* BEGIN Records to process *
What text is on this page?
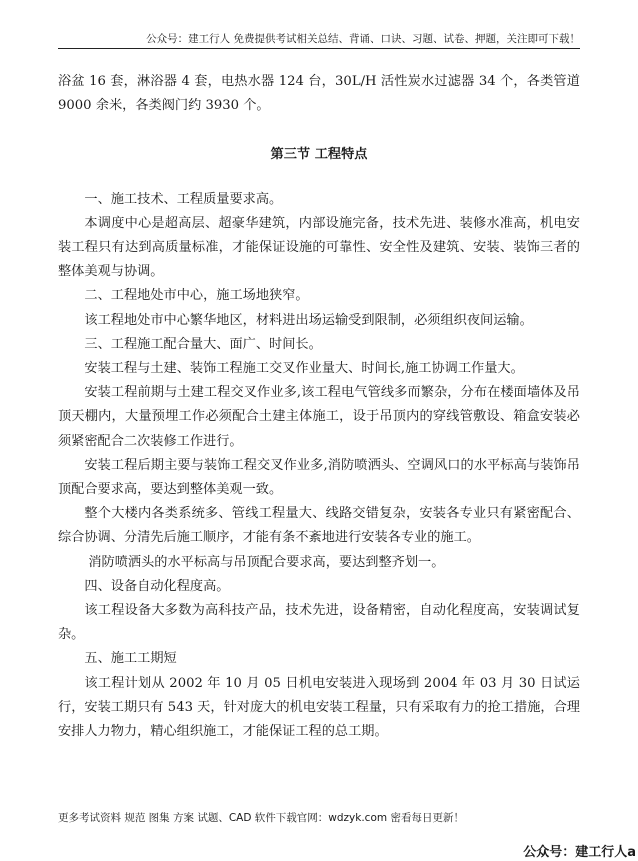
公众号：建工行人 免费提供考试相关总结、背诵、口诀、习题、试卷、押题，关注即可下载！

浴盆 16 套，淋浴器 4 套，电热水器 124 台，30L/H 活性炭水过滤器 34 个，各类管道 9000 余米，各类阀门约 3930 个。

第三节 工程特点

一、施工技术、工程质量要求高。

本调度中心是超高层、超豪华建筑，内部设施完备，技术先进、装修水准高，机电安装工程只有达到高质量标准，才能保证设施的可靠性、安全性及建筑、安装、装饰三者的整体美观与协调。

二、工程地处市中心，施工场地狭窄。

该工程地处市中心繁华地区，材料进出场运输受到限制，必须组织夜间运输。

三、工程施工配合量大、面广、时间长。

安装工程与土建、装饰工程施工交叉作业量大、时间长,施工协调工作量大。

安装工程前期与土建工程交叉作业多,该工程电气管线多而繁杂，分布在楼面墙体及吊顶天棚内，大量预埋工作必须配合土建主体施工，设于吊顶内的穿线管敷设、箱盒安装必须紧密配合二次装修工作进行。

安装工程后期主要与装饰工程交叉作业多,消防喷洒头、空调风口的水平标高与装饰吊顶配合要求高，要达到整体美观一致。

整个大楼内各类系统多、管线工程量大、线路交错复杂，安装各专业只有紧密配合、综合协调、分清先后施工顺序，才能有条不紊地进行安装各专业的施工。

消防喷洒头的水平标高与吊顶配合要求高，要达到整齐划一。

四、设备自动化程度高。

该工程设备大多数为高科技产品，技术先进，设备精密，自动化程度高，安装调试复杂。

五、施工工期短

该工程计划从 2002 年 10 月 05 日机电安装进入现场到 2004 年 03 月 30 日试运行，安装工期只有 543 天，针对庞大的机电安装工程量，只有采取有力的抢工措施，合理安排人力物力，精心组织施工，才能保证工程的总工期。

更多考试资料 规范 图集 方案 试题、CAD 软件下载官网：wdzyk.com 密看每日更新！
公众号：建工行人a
* END Records to process *
Return each full line of the entries that contains the word "技术先进".

本调度中心是超高层、超豪华建筑，内部设施完备，技术先进、装修水准高，机电安装工程只有达到高质量标准，才能保证设施的可靠性、安全性及建筑、安装、装饰三者的整体美观与协调。
该工程设备大多数为高科技产品，技术先进，设备精密，自动化程度高，安装调试复杂。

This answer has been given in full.